◆ TASK TO CARRY OUT ◆
Check each line below for the word "text", and copy those that have it.

◆ INPUT ROWS ◆
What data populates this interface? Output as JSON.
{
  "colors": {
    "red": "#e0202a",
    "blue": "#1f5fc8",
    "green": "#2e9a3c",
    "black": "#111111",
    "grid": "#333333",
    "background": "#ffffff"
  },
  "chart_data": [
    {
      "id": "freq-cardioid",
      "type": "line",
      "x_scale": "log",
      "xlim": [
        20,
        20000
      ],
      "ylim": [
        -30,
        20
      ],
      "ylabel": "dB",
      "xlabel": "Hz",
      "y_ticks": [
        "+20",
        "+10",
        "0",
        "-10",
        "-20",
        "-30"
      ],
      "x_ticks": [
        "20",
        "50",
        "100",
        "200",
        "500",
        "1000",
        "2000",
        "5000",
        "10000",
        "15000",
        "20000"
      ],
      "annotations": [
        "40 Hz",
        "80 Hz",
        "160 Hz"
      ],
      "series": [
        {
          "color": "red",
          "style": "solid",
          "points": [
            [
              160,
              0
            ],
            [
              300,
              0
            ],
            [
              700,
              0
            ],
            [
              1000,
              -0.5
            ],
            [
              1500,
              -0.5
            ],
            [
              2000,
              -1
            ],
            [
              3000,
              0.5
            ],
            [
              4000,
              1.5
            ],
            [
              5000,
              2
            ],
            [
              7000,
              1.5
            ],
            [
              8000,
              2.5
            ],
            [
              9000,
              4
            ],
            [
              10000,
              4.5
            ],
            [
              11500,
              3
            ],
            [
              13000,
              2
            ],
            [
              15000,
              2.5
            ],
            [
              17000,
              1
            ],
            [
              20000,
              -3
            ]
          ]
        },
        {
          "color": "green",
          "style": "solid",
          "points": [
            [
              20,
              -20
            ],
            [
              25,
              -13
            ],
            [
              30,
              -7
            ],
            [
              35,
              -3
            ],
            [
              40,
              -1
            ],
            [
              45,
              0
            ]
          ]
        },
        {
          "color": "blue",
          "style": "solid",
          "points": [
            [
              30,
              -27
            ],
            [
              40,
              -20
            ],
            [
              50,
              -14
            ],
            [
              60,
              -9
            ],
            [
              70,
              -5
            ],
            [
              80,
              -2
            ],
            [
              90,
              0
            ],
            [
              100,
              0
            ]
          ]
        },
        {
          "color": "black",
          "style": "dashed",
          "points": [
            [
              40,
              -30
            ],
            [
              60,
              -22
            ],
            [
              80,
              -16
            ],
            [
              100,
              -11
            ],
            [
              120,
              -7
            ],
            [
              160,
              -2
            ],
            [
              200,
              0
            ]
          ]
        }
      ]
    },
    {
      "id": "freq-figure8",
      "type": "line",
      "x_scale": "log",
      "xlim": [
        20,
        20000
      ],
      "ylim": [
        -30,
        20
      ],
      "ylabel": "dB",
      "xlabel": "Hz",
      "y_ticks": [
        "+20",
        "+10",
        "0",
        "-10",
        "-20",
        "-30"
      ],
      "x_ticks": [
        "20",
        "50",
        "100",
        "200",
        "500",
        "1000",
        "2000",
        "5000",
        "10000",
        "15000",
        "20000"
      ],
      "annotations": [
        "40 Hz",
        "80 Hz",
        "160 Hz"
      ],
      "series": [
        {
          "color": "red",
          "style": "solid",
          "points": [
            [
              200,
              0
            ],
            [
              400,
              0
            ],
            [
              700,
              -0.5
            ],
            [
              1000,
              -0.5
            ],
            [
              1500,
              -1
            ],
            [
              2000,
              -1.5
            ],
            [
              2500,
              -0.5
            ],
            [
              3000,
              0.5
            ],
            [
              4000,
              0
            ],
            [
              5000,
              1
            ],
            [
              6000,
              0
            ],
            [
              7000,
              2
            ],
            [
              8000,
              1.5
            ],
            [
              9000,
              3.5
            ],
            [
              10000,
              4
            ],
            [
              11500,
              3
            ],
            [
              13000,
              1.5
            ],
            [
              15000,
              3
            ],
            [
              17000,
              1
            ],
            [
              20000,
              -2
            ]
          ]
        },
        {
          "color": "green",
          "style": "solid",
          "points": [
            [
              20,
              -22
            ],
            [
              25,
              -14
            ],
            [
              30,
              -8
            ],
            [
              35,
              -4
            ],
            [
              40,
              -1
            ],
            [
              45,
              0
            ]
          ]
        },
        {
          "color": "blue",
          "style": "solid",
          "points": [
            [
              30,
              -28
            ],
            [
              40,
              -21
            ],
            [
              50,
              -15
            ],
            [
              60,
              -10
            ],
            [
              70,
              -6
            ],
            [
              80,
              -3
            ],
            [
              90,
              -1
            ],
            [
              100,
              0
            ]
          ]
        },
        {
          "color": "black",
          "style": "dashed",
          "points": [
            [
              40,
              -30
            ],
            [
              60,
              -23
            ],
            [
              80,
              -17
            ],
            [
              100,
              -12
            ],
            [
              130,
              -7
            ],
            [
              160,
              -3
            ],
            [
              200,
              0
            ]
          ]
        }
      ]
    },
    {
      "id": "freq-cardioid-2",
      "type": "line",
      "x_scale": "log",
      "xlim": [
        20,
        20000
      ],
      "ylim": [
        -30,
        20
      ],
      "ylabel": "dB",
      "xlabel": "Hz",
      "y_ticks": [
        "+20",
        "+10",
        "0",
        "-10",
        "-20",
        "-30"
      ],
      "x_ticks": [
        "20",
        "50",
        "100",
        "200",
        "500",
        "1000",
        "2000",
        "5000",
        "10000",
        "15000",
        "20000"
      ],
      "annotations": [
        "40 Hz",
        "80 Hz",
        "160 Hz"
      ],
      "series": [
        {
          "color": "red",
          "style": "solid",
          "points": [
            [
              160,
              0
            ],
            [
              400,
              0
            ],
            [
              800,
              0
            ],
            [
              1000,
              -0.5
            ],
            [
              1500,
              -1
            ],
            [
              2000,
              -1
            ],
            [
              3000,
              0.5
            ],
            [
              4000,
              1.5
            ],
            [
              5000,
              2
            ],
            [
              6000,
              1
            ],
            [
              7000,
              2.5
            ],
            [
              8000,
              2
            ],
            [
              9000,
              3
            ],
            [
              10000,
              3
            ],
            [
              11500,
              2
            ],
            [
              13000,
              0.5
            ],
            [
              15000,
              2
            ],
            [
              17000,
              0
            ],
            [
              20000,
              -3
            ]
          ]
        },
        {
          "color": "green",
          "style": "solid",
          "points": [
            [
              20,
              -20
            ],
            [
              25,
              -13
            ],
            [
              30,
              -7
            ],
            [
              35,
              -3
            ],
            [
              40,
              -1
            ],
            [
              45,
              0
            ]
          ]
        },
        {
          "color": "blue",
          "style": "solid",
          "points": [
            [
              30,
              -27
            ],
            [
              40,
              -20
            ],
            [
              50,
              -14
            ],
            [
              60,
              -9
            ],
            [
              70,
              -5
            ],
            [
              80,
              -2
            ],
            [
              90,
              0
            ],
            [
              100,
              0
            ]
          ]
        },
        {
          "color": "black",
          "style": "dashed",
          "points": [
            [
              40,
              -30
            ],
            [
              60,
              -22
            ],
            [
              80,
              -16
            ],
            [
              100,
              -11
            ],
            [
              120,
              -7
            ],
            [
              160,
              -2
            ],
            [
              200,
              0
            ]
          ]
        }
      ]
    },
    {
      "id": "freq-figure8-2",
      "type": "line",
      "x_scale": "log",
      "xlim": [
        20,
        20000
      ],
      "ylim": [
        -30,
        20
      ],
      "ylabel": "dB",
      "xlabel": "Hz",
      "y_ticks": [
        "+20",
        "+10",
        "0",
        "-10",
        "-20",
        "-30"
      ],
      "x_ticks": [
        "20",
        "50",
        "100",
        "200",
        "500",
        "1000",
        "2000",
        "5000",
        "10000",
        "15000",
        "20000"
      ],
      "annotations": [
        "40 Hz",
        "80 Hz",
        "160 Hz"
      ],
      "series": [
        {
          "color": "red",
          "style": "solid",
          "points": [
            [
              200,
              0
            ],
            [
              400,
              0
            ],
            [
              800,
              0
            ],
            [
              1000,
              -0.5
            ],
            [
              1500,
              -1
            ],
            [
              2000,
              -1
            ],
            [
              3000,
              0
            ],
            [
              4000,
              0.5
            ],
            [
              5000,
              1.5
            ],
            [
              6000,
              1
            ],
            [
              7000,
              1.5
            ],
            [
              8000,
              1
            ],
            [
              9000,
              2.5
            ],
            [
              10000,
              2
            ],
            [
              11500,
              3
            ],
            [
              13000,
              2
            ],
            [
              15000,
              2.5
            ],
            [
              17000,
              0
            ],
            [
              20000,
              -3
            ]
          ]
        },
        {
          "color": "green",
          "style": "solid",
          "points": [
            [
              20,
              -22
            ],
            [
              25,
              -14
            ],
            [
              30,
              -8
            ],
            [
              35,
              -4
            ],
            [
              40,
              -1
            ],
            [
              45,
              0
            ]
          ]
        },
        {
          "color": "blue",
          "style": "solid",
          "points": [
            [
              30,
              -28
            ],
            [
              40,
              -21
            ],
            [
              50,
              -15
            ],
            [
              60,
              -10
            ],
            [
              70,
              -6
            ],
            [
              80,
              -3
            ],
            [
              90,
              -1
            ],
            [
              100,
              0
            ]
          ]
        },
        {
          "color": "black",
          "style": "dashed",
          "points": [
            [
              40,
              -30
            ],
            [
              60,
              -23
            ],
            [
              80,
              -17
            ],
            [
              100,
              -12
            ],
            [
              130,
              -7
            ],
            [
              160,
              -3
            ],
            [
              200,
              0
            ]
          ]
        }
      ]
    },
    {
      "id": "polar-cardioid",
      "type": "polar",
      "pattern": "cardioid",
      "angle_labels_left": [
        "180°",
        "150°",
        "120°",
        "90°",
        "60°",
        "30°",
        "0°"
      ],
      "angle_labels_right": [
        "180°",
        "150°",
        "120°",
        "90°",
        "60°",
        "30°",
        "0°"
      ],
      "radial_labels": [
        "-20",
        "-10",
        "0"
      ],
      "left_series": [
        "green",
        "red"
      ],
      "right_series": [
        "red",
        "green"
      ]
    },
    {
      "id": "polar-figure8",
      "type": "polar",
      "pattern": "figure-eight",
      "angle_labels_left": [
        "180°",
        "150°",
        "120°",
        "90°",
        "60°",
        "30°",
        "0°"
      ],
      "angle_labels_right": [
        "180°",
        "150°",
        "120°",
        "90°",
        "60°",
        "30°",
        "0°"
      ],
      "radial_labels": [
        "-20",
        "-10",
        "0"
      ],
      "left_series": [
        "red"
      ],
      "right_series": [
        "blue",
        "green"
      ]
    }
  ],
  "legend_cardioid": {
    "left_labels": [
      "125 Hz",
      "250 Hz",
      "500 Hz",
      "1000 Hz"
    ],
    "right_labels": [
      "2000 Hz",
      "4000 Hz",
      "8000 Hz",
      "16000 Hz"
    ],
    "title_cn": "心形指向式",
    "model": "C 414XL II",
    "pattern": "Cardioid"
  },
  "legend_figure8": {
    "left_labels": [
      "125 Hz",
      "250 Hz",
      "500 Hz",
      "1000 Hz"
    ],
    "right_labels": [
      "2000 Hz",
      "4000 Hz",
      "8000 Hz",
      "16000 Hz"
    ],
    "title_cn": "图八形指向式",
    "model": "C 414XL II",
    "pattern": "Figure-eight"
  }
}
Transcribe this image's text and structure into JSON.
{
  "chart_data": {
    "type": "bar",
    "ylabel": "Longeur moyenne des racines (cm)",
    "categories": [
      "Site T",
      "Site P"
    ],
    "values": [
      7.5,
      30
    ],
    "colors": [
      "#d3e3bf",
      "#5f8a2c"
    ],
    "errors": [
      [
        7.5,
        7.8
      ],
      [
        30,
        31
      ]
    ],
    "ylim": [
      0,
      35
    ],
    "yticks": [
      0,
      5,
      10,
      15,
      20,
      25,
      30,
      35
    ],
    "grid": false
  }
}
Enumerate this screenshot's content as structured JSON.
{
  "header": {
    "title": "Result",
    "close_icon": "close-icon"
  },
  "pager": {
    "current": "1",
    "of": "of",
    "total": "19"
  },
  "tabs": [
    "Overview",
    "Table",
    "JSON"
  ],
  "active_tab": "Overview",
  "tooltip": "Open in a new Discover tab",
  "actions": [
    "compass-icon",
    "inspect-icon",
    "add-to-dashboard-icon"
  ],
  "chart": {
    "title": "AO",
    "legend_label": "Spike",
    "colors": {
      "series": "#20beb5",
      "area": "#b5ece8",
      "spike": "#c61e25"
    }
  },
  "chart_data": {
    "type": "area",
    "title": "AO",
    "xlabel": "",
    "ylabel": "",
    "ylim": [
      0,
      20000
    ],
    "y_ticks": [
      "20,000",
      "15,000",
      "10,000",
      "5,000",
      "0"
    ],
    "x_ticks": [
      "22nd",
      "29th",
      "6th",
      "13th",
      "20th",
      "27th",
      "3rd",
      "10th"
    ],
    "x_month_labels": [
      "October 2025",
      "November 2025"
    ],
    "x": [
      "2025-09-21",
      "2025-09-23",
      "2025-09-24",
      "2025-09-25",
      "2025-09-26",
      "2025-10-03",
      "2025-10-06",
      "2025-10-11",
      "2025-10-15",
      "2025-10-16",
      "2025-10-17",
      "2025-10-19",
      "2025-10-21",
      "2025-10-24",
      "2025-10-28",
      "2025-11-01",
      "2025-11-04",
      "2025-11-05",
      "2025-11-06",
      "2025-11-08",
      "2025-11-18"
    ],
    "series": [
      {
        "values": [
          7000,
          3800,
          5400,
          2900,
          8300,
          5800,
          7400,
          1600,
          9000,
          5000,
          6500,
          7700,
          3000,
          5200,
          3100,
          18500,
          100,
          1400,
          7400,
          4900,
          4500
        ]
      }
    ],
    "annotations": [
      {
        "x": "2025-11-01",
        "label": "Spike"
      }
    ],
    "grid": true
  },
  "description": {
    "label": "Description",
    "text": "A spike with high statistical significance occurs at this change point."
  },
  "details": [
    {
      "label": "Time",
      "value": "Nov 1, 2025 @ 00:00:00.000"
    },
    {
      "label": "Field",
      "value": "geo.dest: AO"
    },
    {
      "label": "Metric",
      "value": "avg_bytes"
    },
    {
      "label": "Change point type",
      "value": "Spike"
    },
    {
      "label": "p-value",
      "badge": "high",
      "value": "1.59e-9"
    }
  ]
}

◆ THE RESULT ◆
Transcribe this image's text and structure into JSON.
    "text": "A spike with high statistical significance occurs at this change point."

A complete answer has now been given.